Task details => Word for word, give the material below again, minus any images.

(Figure collection entries)
— start —

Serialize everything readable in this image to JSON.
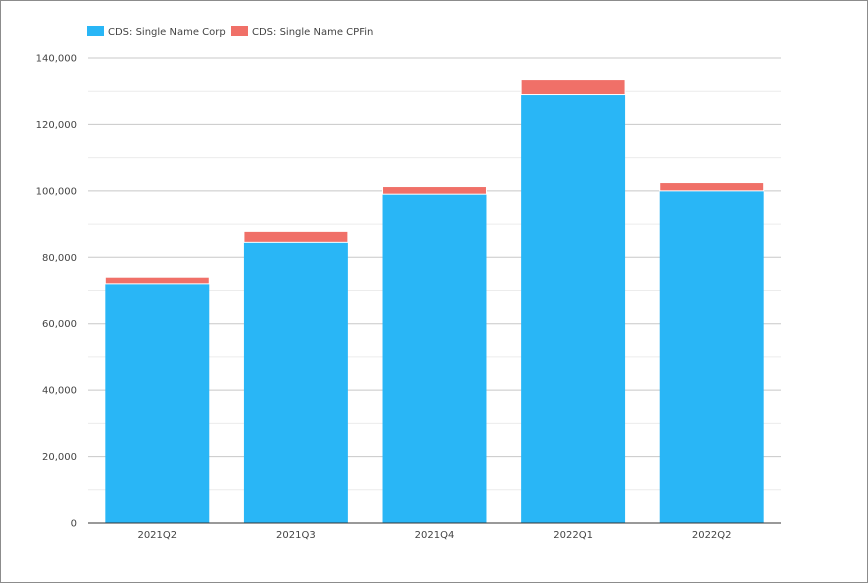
{
  "chart_data": {
    "type": "bar",
    "stacked": true,
    "title": "",
    "xlabel": "",
    "ylabel": "",
    "categories": [
      "2021Q2",
      "2021Q3",
      "2021Q4",
      "2022Q1",
      "2022Q2"
    ],
    "series": [
      {
        "name": "CDS: Single Name Corp",
        "color": "#29b6f6",
        "values": [
          72000,
          84500,
          99000,
          129000,
          100000
        ]
      },
      {
        "name": "CDS: Single Name CPFin",
        "color": "#f07068",
        "values": [
          2000,
          3300,
          2300,
          4500,
          2500
        ]
      }
    ],
    "ylim": [
      0,
      140000
    ],
    "yticks": [
      0,
      20000,
      40000,
      60000,
      80000,
      100000,
      120000,
      140000
    ],
    "ytick_labels": [
      "0",
      "20,000",
      "40,000",
      "60,000",
      "80,000",
      "100,000",
      "120,000",
      "140,000"
    ],
    "grid": true,
    "legend_position": "top-left"
  }
}
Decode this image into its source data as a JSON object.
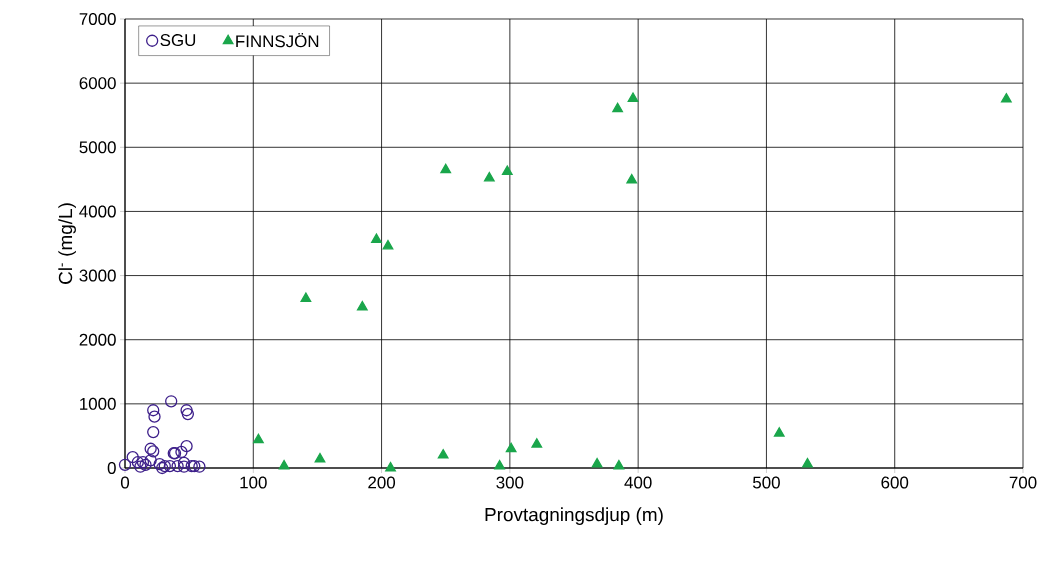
{
  "chart_data": {
    "type": "scatter",
    "xlabel": "Provtagningsdjup (m)",
    "ylabel": "Cl$^{-}$ (mg/L)",
    "xlim": [
      0,
      700
    ],
    "ylim": [
      0,
      7000
    ],
    "xticks": [
      0,
      100,
      200,
      300,
      400,
      500,
      600,
      700
    ],
    "yticks": [
      0,
      1000,
      2000,
      3000,
      4000,
      5000,
      6000,
      7000
    ],
    "grid": true,
    "legend": "top left",
    "series": [
      {
        "name": "SGU",
        "color": "#3d1f8a",
        "marker": "circle",
        "x": [
          0,
          6,
          10,
          12,
          14,
          16,
          20,
          20,
          22,
          22,
          22,
          23,
          27,
          29,
          31,
          35,
          36,
          38,
          39,
          41,
          44,
          46,
          46,
          48,
          48,
          49,
          52,
          54,
          58
        ],
        "values": [
          50,
          170,
          90,
          20,
          90,
          50,
          120,
          300,
          260,
          560,
          900,
          800,
          60,
          0,
          30,
          30,
          1040,
          230,
          230,
          30,
          250,
          80,
          20,
          340,
          900,
          840,
          30,
          30,
          20
        ]
      },
      {
        "name": "FINNSJÖN",
        "color": "#1aa64b",
        "marker": "triangle",
        "x": [
          104,
          124,
          152,
          141,
          185,
          196,
          205,
          207,
          248,
          250,
          284,
          298,
          292,
          301,
          321,
          368,
          384,
          385,
          396,
          395,
          510,
          532,
          687
        ],
        "values": [
          440,
          30,
          140,
          2640,
          2510,
          3560,
          3460,
          0,
          200,
          4650,
          4520,
          4620,
          30,
          300,
          370,
          60,
          5600,
          30,
          5760,
          4490,
          540,
          60,
          5750
        ]
      }
    ]
  }
}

— end —

Result below =>
Serialize everything readable in this image to JSON.
{
  "chart_data": {
    "type": "bar",
    "stacked": true,
    "title": "",
    "xlabel": "",
    "ylabel": "",
    "categories": [
      "2021Q2",
      "2021Q3",
      "2021Q4",
      "2022Q1",
      "2022Q2"
    ],
    "series": [
      {
        "name": "CDS: Single Name Corp",
        "color": "#29b6f6",
        "values": [
          72000,
          84500,
          99000,
          129000,
          100000
        ]
      },
      {
        "name": "CDS: Single Name CPFin",
        "color": "#f07068",
        "values": [
          2000,
          3300,
          2300,
          4500,
          2500
        ]
      }
    ],
    "ylim": [
      0,
      140000
    ],
    "yticks": [
      0,
      20000,
      40000,
      60000,
      80000,
      100000,
      120000,
      140000
    ],
    "ytick_labels": [
      "0",
      "20,000",
      "40,000",
      "60,000",
      "80,000",
      "100,000",
      "120,000",
      "140,000"
    ],
    "grid": true,
    "legend_position": "top-left"
  }
}
Decode this image into its source data as a JSON object.
{
  "chart_data": {
    "type": "scatter",
    "xlabel": "Provtagningsdjup (m)",
    "ylabel": "Cl$^{-}$ (mg/L)",
    "xlim": [
      0,
      700
    ],
    "ylim": [
      0,
      7000
    ],
    "xticks": [
      0,
      100,
      200,
      300,
      400,
      500,
      600,
      700
    ],
    "yticks": [
      0,
      1000,
      2000,
      3000,
      4000,
      5000,
      6000,
      7000
    ],
    "grid": true,
    "legend": "top left",
    "series": [
      {
        "name": "SGU",
        "color": "#3d1f8a",
        "marker": "circle",
        "x": [
          0,
          6,
          10,
          12,
          14,
          16,
          20,
          20,
          22,
          22,
          22,
          23,
          27,
          29,
          31,
          35,
          36,
          38,
          39,
          41,
          44,
          46,
          46,
          48,
          48,
          49,
          52,
          54,
          58
        ],
        "values": [
          50,
          170,
          90,
          20,
          90,
          50,
          120,
          300,
          260,
          560,
          900,
          800,
          60,
          0,
          30,
          30,
          1040,
          230,
          230,
          30,
          250,
          80,
          20,
          340,
          900,
          840,
          30,
          30,
          20
        ]
      },
      {
        "name": "FINNSJÖN",
        "color": "#1aa64b",
        "marker": "triangle",
        "x": [
          104,
          124,
          152,
          141,
          185,
          196,
          205,
          207,
          248,
          250,
          284,
          298,
          292,
          301,
          321,
          368,
          384,
          385,
          396,
          395,
          510,
          532,
          687
        ],
        "values": [
          440,
          30,
          140,
          2640,
          2510,
          3560,
          3460,
          0,
          200,
          4650,
          4520,
          4620,
          30,
          300,
          370,
          60,
          5600,
          30,
          5760,
          4490,
          540,
          60,
          5750
        ]
      }
    ]
  }
}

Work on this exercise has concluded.